GIVEN EXERCISE — Rewrite the records from the very beginning through the line containing "menu-extra-battery[interactable]: 100% ▮▯: [635, 3, 678, 16]", changing "disclosure-triangle-icon" to "expand-arrow-icon" and leaving everything else as it is.

DATA SHOWN —
------------------------------------
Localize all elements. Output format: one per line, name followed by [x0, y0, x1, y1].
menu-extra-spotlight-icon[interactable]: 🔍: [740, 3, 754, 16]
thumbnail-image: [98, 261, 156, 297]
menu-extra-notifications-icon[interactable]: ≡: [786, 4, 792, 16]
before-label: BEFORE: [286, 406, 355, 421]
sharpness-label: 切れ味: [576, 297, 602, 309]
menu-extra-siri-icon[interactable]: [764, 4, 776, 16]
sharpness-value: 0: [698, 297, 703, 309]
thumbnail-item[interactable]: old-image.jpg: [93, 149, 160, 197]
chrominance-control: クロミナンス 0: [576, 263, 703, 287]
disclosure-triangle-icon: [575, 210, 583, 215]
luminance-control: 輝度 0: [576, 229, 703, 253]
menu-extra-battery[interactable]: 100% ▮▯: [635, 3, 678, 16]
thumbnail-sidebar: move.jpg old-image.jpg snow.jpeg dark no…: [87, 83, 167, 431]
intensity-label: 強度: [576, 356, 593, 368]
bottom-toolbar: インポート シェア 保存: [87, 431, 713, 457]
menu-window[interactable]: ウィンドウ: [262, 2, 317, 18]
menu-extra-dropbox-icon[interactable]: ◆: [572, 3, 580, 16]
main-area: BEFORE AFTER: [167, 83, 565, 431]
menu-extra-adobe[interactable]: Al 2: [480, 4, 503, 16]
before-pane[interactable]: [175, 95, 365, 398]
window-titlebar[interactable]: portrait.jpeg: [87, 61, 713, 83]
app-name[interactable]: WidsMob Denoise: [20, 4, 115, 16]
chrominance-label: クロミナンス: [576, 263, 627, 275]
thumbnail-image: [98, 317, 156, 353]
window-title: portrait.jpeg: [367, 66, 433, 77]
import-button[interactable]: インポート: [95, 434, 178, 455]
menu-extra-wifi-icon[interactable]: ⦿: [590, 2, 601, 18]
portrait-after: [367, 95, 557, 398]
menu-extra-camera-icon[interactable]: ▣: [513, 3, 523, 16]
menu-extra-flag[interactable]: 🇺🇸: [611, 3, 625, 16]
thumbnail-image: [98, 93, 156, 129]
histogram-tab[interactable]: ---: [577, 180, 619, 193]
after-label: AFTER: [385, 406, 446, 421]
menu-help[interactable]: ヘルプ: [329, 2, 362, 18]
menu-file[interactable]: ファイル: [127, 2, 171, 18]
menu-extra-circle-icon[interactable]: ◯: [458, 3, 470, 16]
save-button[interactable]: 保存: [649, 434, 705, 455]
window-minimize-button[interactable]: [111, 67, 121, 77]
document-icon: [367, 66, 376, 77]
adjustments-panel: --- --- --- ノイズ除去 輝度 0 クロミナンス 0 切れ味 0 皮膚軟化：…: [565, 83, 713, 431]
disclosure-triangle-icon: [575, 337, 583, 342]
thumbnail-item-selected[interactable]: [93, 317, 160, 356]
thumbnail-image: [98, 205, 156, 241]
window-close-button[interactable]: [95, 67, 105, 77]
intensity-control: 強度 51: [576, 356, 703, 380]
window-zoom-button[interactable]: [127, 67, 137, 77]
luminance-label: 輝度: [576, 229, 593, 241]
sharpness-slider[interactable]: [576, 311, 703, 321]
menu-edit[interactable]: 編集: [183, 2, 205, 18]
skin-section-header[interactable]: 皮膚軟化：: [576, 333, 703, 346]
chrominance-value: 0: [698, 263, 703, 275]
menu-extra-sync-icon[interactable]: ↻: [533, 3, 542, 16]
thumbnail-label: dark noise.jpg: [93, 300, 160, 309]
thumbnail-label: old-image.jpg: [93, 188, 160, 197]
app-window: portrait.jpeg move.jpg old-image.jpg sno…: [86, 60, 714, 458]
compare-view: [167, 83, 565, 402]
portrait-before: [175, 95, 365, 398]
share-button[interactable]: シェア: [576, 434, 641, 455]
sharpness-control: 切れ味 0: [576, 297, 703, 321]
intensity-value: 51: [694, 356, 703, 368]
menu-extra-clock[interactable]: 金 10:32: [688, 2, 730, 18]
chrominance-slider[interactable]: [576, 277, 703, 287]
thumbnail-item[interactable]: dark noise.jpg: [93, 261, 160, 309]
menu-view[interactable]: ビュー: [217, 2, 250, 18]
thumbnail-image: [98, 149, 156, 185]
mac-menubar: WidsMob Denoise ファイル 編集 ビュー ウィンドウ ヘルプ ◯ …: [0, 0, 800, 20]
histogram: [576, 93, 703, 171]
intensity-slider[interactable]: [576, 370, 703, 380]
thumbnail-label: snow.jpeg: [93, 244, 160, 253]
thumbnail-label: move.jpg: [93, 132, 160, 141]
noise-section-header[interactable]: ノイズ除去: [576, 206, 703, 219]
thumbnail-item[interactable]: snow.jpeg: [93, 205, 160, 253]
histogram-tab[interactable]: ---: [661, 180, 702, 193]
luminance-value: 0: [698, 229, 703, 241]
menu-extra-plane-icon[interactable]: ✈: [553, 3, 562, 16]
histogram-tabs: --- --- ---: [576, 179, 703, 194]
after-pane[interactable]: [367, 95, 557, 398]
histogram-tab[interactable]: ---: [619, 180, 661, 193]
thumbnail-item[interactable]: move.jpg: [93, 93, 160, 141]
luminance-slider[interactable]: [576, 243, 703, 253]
------------------------------------
REPLY —
Localize all elements. Output format: one per line, name followed by [x0, y0, x1, y1].
menu-extra-spotlight-icon[interactable]: 🔍: [740, 3, 754, 16]
thumbnail-image: [98, 261, 156, 297]
menu-extra-notifications-icon[interactable]: ≡: [786, 4, 792, 16]
before-label: BEFORE: [286, 406, 355, 421]
sharpness-label: 切れ味: [576, 297, 602, 309]
menu-extra-siri-icon[interactable]: [764, 4, 776, 16]
sharpness-value: 0: [698, 297, 703, 309]
thumbnail-item[interactable]: old-image.jpg: [93, 149, 160, 197]
chrominance-control: クロミナンス 0: [576, 263, 703, 287]
expand-arrow-icon: [575, 210, 583, 215]
luminance-control: 輝度 0: [576, 229, 703, 253]
menu-extra-battery[interactable]: 100% ▮▯: [635, 3, 678, 16]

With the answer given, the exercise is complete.